▶ **Your goal**: Write out every single entry exactly.

▶ **Dataset entries on figures**:
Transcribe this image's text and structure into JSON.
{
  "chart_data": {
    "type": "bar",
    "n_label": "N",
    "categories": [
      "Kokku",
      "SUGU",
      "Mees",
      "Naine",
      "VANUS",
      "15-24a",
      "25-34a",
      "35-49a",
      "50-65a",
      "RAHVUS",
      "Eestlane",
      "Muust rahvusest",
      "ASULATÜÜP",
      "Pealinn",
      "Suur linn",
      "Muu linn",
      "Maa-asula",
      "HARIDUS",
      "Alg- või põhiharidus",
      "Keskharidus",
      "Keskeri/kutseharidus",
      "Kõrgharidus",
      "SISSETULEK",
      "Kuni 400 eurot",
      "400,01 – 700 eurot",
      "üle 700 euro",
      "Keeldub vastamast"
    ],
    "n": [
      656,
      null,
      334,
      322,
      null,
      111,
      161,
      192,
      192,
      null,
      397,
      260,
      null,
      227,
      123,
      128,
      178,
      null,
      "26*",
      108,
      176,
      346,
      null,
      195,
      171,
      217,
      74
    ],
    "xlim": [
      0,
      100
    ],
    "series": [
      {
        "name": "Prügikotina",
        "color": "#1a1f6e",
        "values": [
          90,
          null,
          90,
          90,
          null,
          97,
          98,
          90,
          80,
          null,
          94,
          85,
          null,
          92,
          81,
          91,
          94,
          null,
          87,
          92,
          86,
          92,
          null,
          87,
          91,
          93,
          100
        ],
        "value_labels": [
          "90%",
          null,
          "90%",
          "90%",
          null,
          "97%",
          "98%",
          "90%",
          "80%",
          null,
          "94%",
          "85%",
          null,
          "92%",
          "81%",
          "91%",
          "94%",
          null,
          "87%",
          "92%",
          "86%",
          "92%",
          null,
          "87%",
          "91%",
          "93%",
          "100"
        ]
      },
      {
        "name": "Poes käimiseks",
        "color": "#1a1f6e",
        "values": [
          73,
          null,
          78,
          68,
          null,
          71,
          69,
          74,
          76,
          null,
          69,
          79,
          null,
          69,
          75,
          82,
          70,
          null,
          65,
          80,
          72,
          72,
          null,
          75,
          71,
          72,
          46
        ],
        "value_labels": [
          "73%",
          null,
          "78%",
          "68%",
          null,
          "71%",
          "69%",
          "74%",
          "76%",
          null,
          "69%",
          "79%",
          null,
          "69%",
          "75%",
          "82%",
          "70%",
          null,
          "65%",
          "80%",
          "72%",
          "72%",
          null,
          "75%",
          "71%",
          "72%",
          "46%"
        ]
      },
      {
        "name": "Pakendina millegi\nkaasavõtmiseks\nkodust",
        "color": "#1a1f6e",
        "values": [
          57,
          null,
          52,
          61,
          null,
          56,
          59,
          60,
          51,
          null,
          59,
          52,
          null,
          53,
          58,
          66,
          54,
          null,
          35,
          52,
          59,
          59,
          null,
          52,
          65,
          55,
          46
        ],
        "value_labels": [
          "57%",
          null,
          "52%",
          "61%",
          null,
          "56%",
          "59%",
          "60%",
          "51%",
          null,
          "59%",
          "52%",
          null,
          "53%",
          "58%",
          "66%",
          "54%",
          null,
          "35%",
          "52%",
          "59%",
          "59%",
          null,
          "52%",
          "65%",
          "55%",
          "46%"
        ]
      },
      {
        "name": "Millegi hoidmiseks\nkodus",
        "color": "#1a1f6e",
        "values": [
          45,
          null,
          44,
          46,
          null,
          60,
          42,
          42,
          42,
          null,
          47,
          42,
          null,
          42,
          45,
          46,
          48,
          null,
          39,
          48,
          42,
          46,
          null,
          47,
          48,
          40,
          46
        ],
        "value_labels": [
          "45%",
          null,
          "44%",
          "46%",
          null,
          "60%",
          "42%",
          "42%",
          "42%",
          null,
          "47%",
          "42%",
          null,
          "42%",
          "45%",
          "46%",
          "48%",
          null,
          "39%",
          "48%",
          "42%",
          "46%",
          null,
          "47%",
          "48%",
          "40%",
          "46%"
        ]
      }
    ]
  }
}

▶ **Finished exercise**:
Transcribe this image's text and structure into JSON.
{
  "chart_data": {
    "type": "bar",
    "n_label": "N",
    "categories": [
      "Kokku",
      "SUGU",
      "Mees",
      "Naine",
      "VANUS",
      "15-24a",
      "25-34a",
      "35-49a",
      "50-65a",
      "RAHVUS",
      "Eestlane",
      "Muust rahvusest",
      "ASULATÜÜP",
      "Pealinn",
      "Suur linn",
      "Muu linn",
      "Maa-asula",
      "HARIDUS",
      "Alg- või põhiharidus",
      "Keskharidus",
      "Keskeri/kutseharidus",
      "Kõrgharidus",
      "SISSETULEK",
      "Kuni 400 eurot",
      "400,01 – 700 eurot",
      "üle 700 euro",
      "Keeldub vastamast"
    ],
    "n": [
      656,
      null,
      334,
      322,
      null,
      111,
      161,
      192,
      192,
      null,
      397,
      260,
      null,
      227,
      123,
      128,
      178,
      null,
      "26*",
      108,
      176,
      346,
      null,
      195,
      171,
      217,
      74
    ],
    "xlim": [
      0,
      100
    ],
    "series": [
      {
        "name": "Prügikotina",
        "color": "#1a1f6e",
        "values": [
          90,
          null,
          90,
          90,
          null,
          97,
          98,
          90,
          80,
          null,
          94,
          85,
          null,
          92,
          81,
          91,
          94,
          null,
          87,
          92,
          86,
          92,
          null,
          87,
          91,
          93,
          100
        ],
        "value_labels": [
          "90%",
          null,
          "90%",
          "90%",
          null,
          "97%",
          "98%",
          "90%",
          "80%",
          null,
          "94%",
          "85%",
          null,
          "92%",
          "81%",
          "91%",
          "94%",
          null,
          "87%",
          "92%",
          "86%",
          "92%",
          null,
          "87%",
          "91%",
          "93%",
          "100"
        ]
      },
      {
        "name": "Poes käimiseks",
        "color": "#1a1f6e",
        "values": [
          73,
          null,
          78,
          68,
          null,
          71,
          69,
          74,
          76,
          null,
          69,
          79,
          null,
          69,
          75,
          82,
          70,
          null,
          65,
          80,
          72,
          72,
          null,
          75,
          71,
          72,
          46
        ],
        "value_labels": [
          "73%",
          null,
          "78%",
          "68%",
          null,
          "71%",
          "69%",
          "74%",
          "76%",
          null,
          "69%",
          "79%",
          null,
          "69%",
          "75%",
          "82%",
          "70%",
          null,
          "65%",
          "80%",
          "72%",
          "72%",
          null,
          "75%",
          "71%",
          "72%",
          "46%"
        ]
      },
      {
        "name": "Pakendina millegi\nkaasavõtmiseks\nkodust",
        "color": "#1a1f6e",
        "values": [
          57,
          null,
          52,
          61,
          null,
          56,
          59,
          60,
          51,
          null,
          59,
          52,
          null,
          53,
          58,
          66,
          54,
          null,
          35,
          52,
          59,
          59,
          null,
          52,
          65,
          55,
          46
        ],
        "value_labels": [
          "57%",
          null,
          "52%",
          "61%",
          null,
          "56%",
          "59%",
          "60%",
          "51%",
          null,
          "59%",
          "52%",
          null,
          "53%",
          "58%",
          "66%",
          "54%",
          null,
          "35%",
          "52%",
          "59%",
          "59%",
          null,
          "52%",
          "65%",
          "55%",
          "46%"
        ]
      },
      {
        "name": "Millegi hoidmiseks\nkodus",
        "color": "#1a1f6e",
        "values": [
          45,
          null,
          44,
          46,
          null,
          60,
          42,
          42,
          42,
          null,
          47,
          42,
          null,
          42,
          45,
          46,
          48,
          null,
          39,
          48,
          42,
          46,
          null,
          47,
          48,
          40,
          46
        ],
        "value_labels": [
          "45%",
          null,
          "44%",
          "46%",
          null,
          "60%",
          "42%",
          "42%",
          "42%",
          null,
          "47%",
          "42%",
          null,
          "42%",
          "45%",
          "46%",
          "48%",
          null,
          "39%",
          "48%",
          "42%",
          "46%",
          null,
          "47%",
          "48%",
          "40%",
          "46%"
        ]
      }
    ]
  }
}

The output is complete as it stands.